[Records excerpted from a collection]

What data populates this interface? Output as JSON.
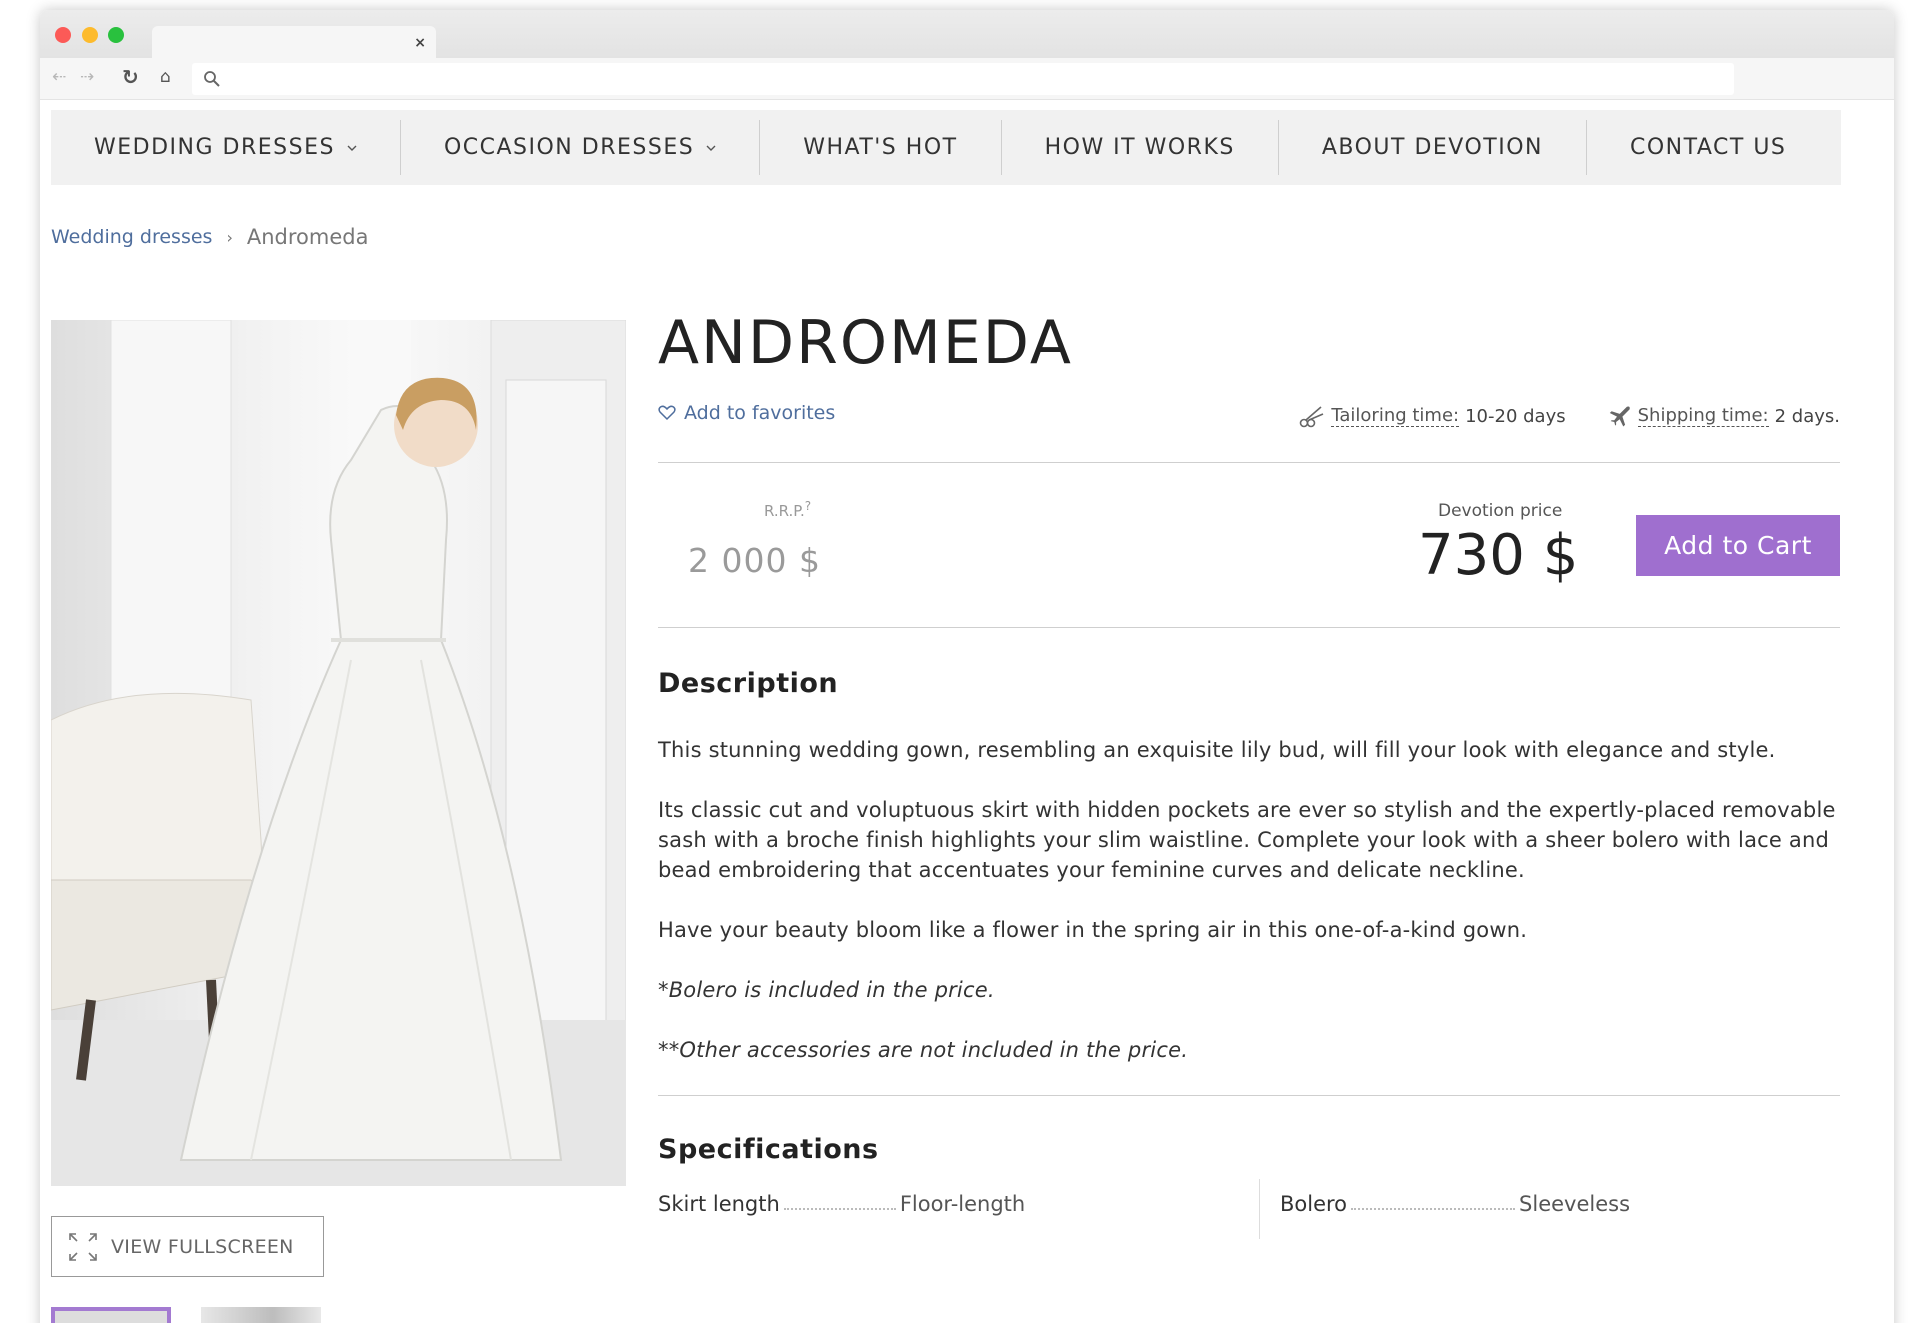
{
  "browser": {
    "tab_close": "×",
    "icons": {
      "back": "left-arrow-icon",
      "forward": "right-arrow-icon",
      "reload": "reload-icon",
      "home": "home-icon",
      "search": "search-icon"
    }
  },
  "menu": [
    {
      "label": "WEDDING DRESSES",
      "dropdown": true
    },
    {
      "label": "OCCASION DRESSES",
      "dropdown": true
    },
    {
      "label": "WHAT'S HOT",
      "dropdown": false
    },
    {
      "label": "HOW IT WORKS",
      "dropdown": false
    },
    {
      "label": "ABOUT DEVOTION",
      "dropdown": false
    },
    {
      "label": "CONTACT US",
      "dropdown": false
    }
  ],
  "breadcrumb": {
    "parent": "Wedding dresses",
    "separator": "›",
    "current": "Andromeda"
  },
  "product": {
    "title": "ANDROMEDA",
    "favorites_label": "Add to favorites",
    "tailoring_label": "Tailoring time:",
    "tailoring_value": "10-20 days",
    "shipping_label": "Shipping time:",
    "shipping_value": "2 days.",
    "rrp_label": "R.R.P.",
    "rrp_mark": "?",
    "rrp_value": "2 000 $",
    "devotion_label": "Devotion price",
    "devotion_value": "730 $",
    "cart_button": "Add to Cart"
  },
  "description": {
    "title": "Description",
    "paragraphs": [
      "This stunning wedding gown, resembling an exquisite lily bud, will fill your look with elegance and style.",
      "Its classic cut and voluptuous skirt with hidden pockets are ever so stylish and the expertly-placed removable sash with a broche finish highlights your slim waistline. Complete your look with a sheer bolero with lace and bead embroidering that accentuates your feminine curves and delicate neckline.",
      "Have your beauty bloom like a flower in the spring air in this one-of-a-kind gown.",
      "*Bolero is included in the price.",
      "**Other accessories are not included in the price."
    ]
  },
  "specifications": {
    "title": "Specifications",
    "items": [
      {
        "key": "Skirt length",
        "value": "Floor-length"
      },
      {
        "key": "Bolero",
        "value": "Sleeveless"
      }
    ]
  },
  "gallery": {
    "fullscreen_label": "VIEW FULLSCREEN"
  },
  "colors": {
    "accent": "#9f6fcf",
    "link": "#4f6e9d",
    "menu_bg": "#f1f1f1"
  }
}
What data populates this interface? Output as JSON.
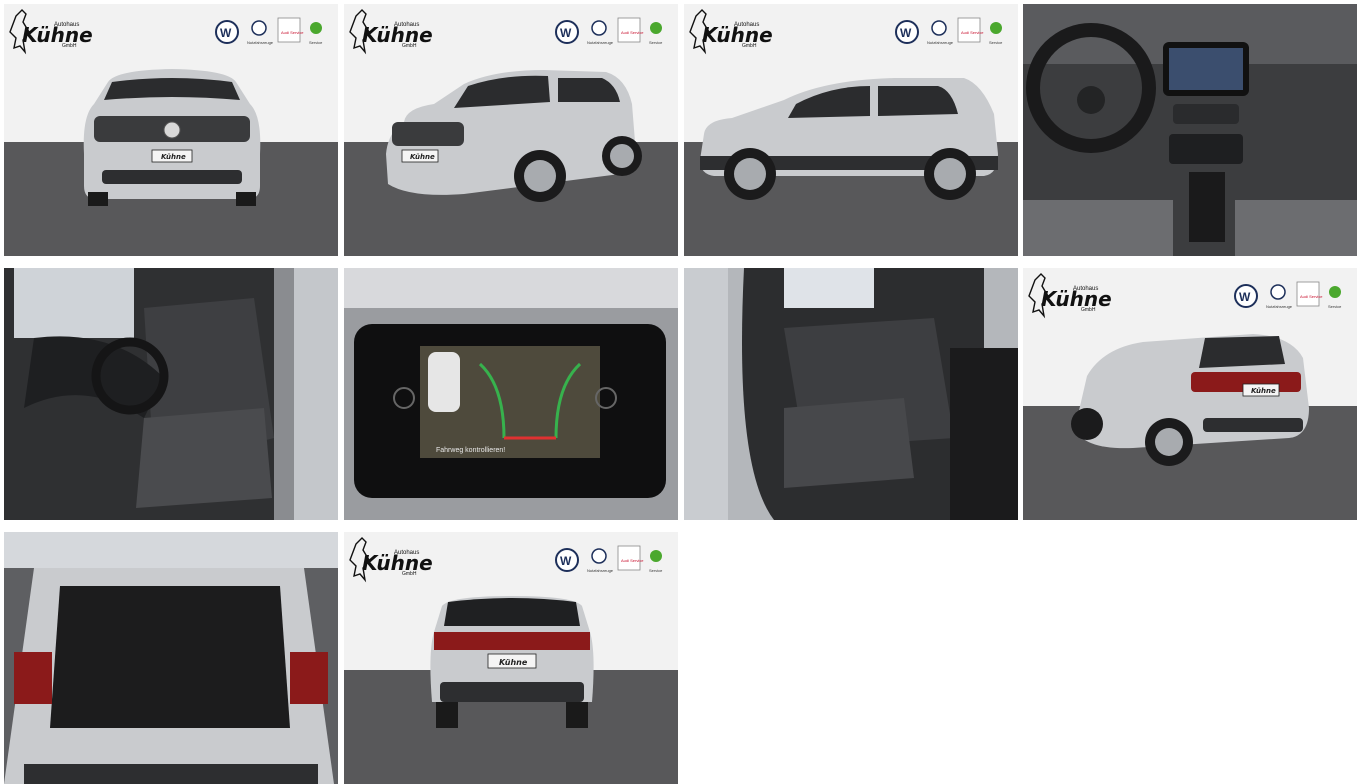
{
  "gallery": {
    "dealer": {
      "name": "Kühne",
      "prefix": "Autohaus",
      "suffix": "GmbH"
    },
    "brand_captions": {
      "vw_commercial": "Nutzfahrzeuge",
      "audi": "Audi Service",
      "skoda": "Service"
    },
    "plate_text": "Kühne",
    "screen_caption": "Fahrweg kontrollieren!",
    "photos": [
      {
        "label": "Frontansicht"
      },
      {
        "label": "Front links schräg"
      },
      {
        "label": "Seitenansicht links"
      },
      {
        "label": "Cockpit"
      },
      {
        "label": "Fahrersitz"
      },
      {
        "label": "Rückfahrkamera"
      },
      {
        "label": "Rücksitze"
      },
      {
        "label": "Heck links schräg"
      },
      {
        "label": "Kofferraum"
      },
      {
        "label": "Heckansicht"
      }
    ],
    "colors": {
      "floor": "#58585a",
      "wall": "#f2f2f2",
      "car_silver": "#c9cbce",
      "interior_dark": "#2b2c2e",
      "vw_blue": "#1d2f5a",
      "skoda_green": "#4ba82e",
      "audi_red": "#c8102e"
    }
  }
}
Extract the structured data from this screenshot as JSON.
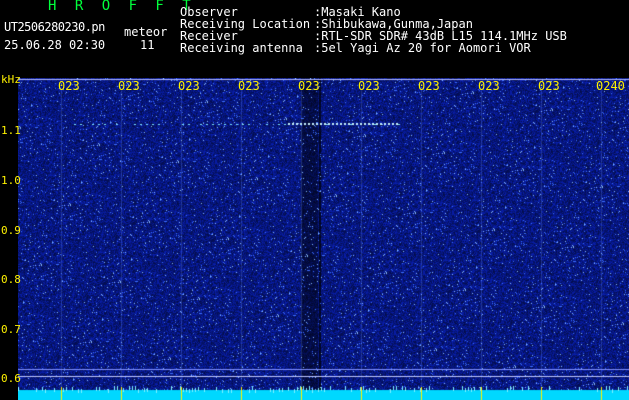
{
  "header": {
    "app_title": "H R O F F T",
    "file_name": "UT2506280230.pn",
    "meteor_label": "meteor",
    "datetime": "25.06.28 02:30",
    "meteor_count": "11"
  },
  "info": [
    {
      "label": "Observer",
      "value": ":Masaki Kano"
    },
    {
      "label": "Receiving Location",
      "value": ":Shibukawa,Gunma,Japan"
    },
    {
      "label": "Receiver",
      "value": ":RTL-SDR SDR# 43dB L15 114.1MHz USB"
    },
    {
      "label": "Receiving antenna",
      "value": ":5el Yagi Az 20 for Aomori VOR"
    }
  ],
  "axis": {
    "y_unit": "kHz",
    "y_ticks": [
      "1.1",
      "1.0",
      "0.9",
      "0.8",
      "0.7",
      "0.6"
    ],
    "time_ticks": [
      "023",
      "023",
      "023",
      "023",
      "023",
      "023",
      "023",
      "023",
      "023",
      "0240"
    ]
  },
  "colors": {
    "background": "#000000",
    "spectrum_blue": "#1a2fc0",
    "header_green": "#00ff3c",
    "axis_yellow": "#fff200",
    "text_white": "#ffffff"
  }
}
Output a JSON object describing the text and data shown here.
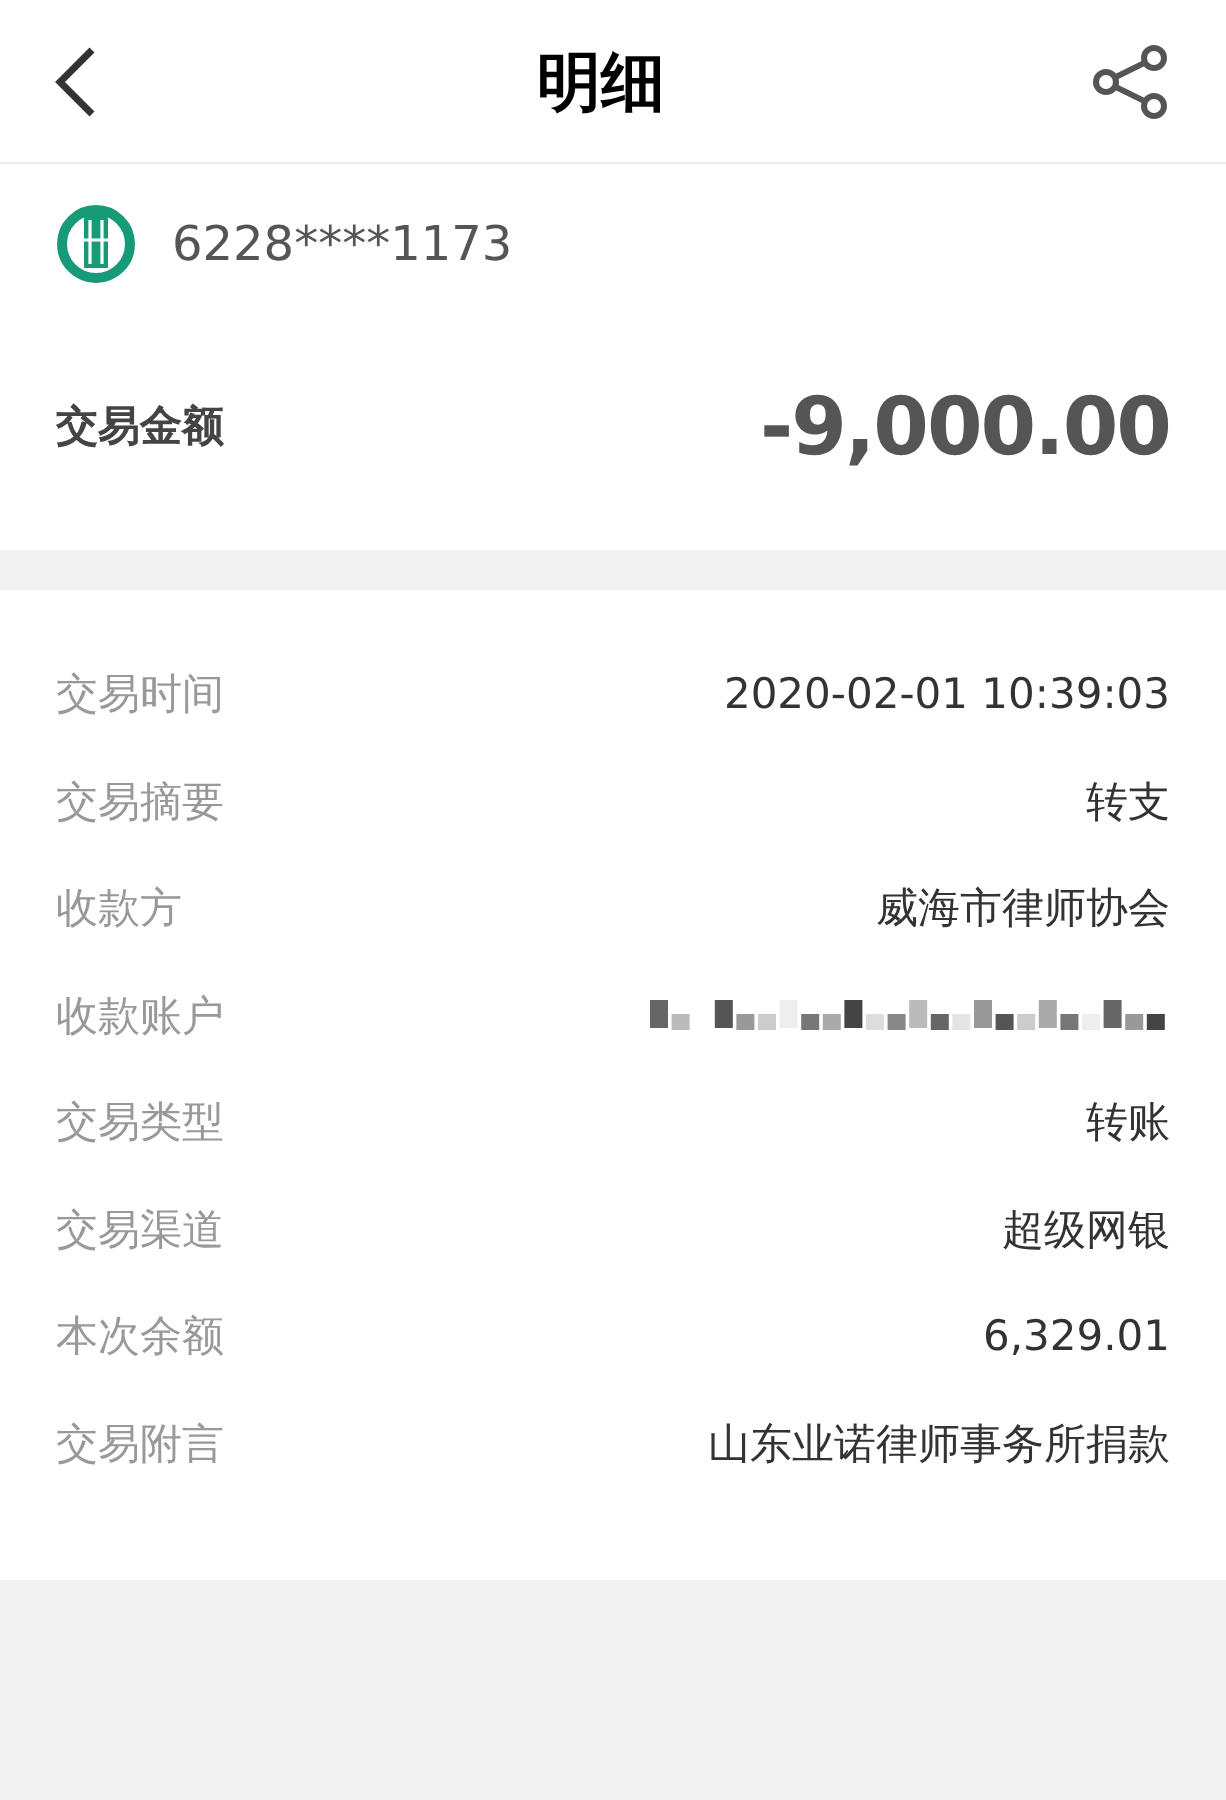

▸ **WRITTEN EXERCISE**
Each record above should be copied character for character, with pictures dropped.

▸ **FINAL ANSWER**
What data populates this interface? Output as JSON.
{
  "browser": {
    "tab_close": "×",
    "icons": {
      "back": "left-arrow-icon",
      "forward": "right-arrow-icon",
      "reload": "reload-icon",
      "home": "home-icon",
      "search": "search-icon"
    }
  },
  "menu": [
    {
      "label": "WEDDING DRESSES",
      "dropdown": true
    },
    {
      "label": "OCCASION DRESSES",
      "dropdown": true
    },
    {
      "label": "WHAT'S HOT",
      "dropdown": false
    },
    {
      "label": "HOW IT WORKS",
      "dropdown": false
    },
    {
      "label": "ABOUT DEVOTION",
      "dropdown": false
    },
    {
      "label": "CONTACT US",
      "dropdown": false
    }
  ],
  "breadcrumb": {
    "parent": "Wedding dresses",
    "separator": "›",
    "current": "Andromeda"
  },
  "product": {
    "title": "ANDROMEDA",
    "favorites_label": "Add to favorites",
    "tailoring_label": "Tailoring time:",
    "tailoring_value": "10-20 days",
    "shipping_label": "Shipping time:",
    "shipping_value": "2 days.",
    "rrp_label": "R.R.P.",
    "rrp_mark": "?",
    "rrp_value": "2 000 $",
    "devotion_label": "Devotion price",
    "devotion_value": "730 $",
    "cart_button": "Add to Cart"
  },
  "description": {
    "title": "Description",
    "paragraphs": [
      "This stunning wedding gown, resembling an exquisite lily bud, will fill your look with elegance and style.",
      "Its classic cut and voluptuous skirt with hidden pockets are ever so stylish and the expertly-placed removable sash with a broche finish highlights your slim waistline. Complete your look with a sheer bolero with lace and bead embroidering that accentuates your feminine curves and delicate neckline.",
      "Have your beauty bloom like a flower in the spring air in this one-of-a-kind gown.",
      "*Bolero is included in the price.",
      "**Other accessories are not included in the price."
    ]
  },
  "specifications": {
    "title": "Specifications",
    "items": [
      {
        "key": "Skirt length",
        "value": "Floor-length"
      },
      {
        "key": "Bolero",
        "value": "Sleeveless"
      }
    ]
  },
  "gallery": {
    "fullscreen_label": "VIEW FULLSCREEN"
  },
  "colors": {
    "accent": "#9f6fcf",
    "link": "#4f6e9d",
    "menu_bg": "#f1f1f1"
  }
}
What data populates this interface? Output as JSON.
{
  "gallery": {
    "dealer": {
      "name": "Kühne",
      "prefix": "Autohaus",
      "suffix": "GmbH"
    },
    "brand_captions": {
      "vw_commercial": "Nutzfahrzeuge",
      "audi": "Audi Service",
      "skoda": "Service"
    },
    "plate_text": "Kühne",
    "screen_caption": "Fahrweg kontrollieren!",
    "photos": [
      {
        "label": "Frontansicht"
      },
      {
        "label": "Front links schräg"
      },
      {
        "label": "Seitenansicht links"
      },
      {
        "label": "Cockpit"
      },
      {
        "label": "Fahrersitz"
      },
      {
        "label": "Rückfahrkamera"
      },
      {
        "label": "Rücksitze"
      },
      {
        "label": "Heck links schräg"
      },
      {
        "label": "Kofferraum"
      },
      {
        "label": "Heckansicht"
      }
    ],
    "colors": {
      "floor": "#58585a",
      "wall": "#f2f2f2",
      "car_silver": "#c9cbce",
      "interior_dark": "#2b2c2e",
      "vw_blue": "#1d2f5a",
      "skoda_green": "#4ba82e",
      "audi_red": "#c8102e"
    }
  }
}
Extract the structured data from this screenshot as JSON.
{
  "header": {
    "app_title": "H R O F F T",
    "file_name": "UT2506280230.pn",
    "meteor_label": "meteor",
    "datetime": "25.06.28 02:30",
    "meteor_count": "11"
  },
  "info": [
    {
      "label": "Observer",
      "value": ":Masaki Kano"
    },
    {
      "label": "Receiving Location",
      "value": ":Shibukawa,Gunma,Japan"
    },
    {
      "label": "Receiver",
      "value": ":RTL-SDR SDR# 43dB L15 114.1MHz USB"
    },
    {
      "label": "Receiving antenna",
      "value": ":5el Yagi Az 20 for Aomori VOR"
    }
  ],
  "axis": {
    "y_unit": "kHz",
    "y_ticks": [
      "1.1",
      "1.0",
      "0.9",
      "0.8",
      "0.7",
      "0.6"
    ],
    "time_ticks": [
      "023",
      "023",
      "023",
      "023",
      "023",
      "023",
      "023",
      "023",
      "023",
      "0240"
    ]
  },
  "colors": {
    "background": "#000000",
    "spectrum_blue": "#1a2fc0",
    "header_green": "#00ff3c",
    "axis_yellow": "#fff200",
    "text_white": "#ffffff"
  }
}
Output a JSON object describing the text and data shown here.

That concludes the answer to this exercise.